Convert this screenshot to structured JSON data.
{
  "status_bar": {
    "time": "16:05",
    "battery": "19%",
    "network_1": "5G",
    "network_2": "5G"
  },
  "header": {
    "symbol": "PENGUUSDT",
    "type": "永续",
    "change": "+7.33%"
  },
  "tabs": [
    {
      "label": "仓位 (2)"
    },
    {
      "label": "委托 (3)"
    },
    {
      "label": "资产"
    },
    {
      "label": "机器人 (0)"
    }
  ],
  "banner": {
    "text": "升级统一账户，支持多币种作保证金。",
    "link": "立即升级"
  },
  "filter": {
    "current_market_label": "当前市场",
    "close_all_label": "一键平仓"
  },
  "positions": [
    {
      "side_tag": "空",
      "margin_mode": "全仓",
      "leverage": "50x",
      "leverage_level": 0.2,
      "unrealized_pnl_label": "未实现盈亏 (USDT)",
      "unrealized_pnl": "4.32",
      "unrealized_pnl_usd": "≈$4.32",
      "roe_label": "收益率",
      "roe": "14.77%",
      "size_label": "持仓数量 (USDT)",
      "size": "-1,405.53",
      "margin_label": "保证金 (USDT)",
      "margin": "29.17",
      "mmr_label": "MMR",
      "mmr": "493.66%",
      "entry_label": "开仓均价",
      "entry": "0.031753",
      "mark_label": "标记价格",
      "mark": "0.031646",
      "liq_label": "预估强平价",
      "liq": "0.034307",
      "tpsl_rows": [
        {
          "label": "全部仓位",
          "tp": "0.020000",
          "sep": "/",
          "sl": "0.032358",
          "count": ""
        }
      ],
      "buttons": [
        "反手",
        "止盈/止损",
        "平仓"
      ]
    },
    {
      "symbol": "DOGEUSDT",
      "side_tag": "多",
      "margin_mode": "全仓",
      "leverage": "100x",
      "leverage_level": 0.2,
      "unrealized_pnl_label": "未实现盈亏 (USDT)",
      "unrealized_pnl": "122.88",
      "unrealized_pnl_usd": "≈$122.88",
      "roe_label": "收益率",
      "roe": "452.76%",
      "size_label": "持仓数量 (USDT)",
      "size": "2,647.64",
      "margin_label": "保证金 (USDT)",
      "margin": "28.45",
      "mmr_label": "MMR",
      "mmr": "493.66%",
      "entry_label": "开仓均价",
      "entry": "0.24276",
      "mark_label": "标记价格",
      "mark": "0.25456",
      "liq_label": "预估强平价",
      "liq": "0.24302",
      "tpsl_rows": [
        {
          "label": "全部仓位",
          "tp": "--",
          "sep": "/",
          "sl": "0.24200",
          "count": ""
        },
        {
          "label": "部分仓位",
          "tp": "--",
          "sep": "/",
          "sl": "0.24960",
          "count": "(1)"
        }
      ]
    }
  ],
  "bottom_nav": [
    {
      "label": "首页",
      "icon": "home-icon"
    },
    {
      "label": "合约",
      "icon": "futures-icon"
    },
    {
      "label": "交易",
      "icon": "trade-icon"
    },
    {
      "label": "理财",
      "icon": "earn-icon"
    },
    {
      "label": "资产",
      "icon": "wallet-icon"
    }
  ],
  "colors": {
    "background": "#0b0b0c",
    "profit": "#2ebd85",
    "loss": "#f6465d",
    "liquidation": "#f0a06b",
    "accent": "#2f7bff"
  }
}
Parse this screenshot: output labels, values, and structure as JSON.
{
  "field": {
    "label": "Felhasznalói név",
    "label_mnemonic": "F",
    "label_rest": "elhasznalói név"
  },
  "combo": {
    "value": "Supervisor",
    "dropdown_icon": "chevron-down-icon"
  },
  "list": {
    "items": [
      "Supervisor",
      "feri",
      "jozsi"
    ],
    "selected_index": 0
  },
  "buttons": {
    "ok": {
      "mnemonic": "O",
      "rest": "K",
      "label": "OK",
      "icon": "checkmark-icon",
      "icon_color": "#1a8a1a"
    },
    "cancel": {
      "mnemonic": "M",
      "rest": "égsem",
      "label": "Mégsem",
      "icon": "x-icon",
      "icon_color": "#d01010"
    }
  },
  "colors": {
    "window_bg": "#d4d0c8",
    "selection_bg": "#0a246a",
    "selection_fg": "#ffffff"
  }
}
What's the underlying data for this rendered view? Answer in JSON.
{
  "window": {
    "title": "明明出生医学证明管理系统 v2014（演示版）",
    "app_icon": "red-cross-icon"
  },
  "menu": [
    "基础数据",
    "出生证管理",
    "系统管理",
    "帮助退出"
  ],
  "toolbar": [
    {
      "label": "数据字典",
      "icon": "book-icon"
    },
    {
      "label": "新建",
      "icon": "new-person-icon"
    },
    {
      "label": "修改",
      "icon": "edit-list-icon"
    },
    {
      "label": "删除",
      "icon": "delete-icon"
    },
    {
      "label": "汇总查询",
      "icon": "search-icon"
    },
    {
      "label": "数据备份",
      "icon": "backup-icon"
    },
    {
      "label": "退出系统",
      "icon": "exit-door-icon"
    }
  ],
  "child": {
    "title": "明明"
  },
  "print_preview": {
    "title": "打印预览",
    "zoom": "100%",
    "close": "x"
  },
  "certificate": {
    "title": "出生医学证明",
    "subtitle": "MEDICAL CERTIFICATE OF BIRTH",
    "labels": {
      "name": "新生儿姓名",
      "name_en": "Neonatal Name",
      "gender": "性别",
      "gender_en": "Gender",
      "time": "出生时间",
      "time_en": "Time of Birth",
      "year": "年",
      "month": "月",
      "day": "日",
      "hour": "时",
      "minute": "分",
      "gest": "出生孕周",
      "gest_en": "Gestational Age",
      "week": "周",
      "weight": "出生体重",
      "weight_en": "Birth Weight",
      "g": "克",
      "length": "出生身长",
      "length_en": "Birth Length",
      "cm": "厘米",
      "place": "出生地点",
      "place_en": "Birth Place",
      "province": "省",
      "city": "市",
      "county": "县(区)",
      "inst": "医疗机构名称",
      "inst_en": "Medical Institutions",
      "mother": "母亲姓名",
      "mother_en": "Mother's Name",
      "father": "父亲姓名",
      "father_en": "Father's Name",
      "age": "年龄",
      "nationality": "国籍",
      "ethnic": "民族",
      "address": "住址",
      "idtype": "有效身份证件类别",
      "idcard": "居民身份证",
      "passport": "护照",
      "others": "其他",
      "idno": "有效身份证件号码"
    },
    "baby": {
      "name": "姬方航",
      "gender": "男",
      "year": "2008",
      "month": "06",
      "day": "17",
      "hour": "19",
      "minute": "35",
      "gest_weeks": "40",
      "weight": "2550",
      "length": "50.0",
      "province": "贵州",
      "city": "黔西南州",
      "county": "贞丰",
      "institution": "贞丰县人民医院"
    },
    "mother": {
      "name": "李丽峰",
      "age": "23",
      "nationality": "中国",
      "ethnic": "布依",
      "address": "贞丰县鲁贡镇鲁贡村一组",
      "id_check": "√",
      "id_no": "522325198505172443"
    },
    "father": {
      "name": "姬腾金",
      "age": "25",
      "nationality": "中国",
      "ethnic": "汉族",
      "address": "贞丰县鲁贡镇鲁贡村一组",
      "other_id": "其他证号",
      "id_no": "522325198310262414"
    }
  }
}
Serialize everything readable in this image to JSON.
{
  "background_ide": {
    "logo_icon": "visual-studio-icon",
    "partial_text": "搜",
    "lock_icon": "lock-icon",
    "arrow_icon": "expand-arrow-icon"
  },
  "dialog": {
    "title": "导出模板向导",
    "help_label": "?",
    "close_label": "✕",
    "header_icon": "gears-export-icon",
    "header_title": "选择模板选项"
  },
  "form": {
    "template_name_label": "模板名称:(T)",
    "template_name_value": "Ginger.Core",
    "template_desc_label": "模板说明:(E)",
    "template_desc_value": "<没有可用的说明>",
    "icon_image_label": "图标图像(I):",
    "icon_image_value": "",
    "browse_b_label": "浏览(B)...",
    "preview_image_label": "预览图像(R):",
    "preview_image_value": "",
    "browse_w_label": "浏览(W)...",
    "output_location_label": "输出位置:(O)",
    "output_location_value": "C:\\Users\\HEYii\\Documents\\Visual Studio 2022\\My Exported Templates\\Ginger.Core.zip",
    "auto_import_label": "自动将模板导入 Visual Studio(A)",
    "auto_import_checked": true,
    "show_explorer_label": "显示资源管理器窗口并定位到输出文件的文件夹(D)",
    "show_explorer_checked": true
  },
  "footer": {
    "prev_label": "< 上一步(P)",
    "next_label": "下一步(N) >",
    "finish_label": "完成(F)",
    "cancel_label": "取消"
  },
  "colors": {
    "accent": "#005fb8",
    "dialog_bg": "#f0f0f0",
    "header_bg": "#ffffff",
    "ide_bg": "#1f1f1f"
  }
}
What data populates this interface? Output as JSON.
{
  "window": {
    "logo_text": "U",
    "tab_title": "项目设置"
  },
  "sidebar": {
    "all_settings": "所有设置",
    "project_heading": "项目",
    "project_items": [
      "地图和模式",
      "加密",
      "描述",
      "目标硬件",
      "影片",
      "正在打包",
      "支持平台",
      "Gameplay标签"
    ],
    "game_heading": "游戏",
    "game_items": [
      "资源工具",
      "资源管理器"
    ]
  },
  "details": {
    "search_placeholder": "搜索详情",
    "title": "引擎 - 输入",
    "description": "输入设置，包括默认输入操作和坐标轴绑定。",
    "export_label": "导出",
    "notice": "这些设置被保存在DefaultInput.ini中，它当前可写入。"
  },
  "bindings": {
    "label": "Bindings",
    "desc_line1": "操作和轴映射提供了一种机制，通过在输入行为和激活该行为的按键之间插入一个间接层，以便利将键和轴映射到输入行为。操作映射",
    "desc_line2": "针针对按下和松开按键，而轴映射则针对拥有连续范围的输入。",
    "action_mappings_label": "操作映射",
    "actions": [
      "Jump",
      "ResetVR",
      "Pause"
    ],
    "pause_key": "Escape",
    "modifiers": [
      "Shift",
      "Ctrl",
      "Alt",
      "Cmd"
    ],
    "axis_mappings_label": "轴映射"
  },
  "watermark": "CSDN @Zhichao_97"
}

**TASK REQUIREMENTS**
Locate all lines in the listing above with the word "this". Copy them.

**TASK RESPONSE**
Convert this screenshot to structured JSON data.
Parse this screenshot: output labels, values, and structure as JSON.
What's the underlying data for this rendered view? Answer in JSON.
Serialize everything readable in this image to JSON.
What data populates this interface? Output as JSON.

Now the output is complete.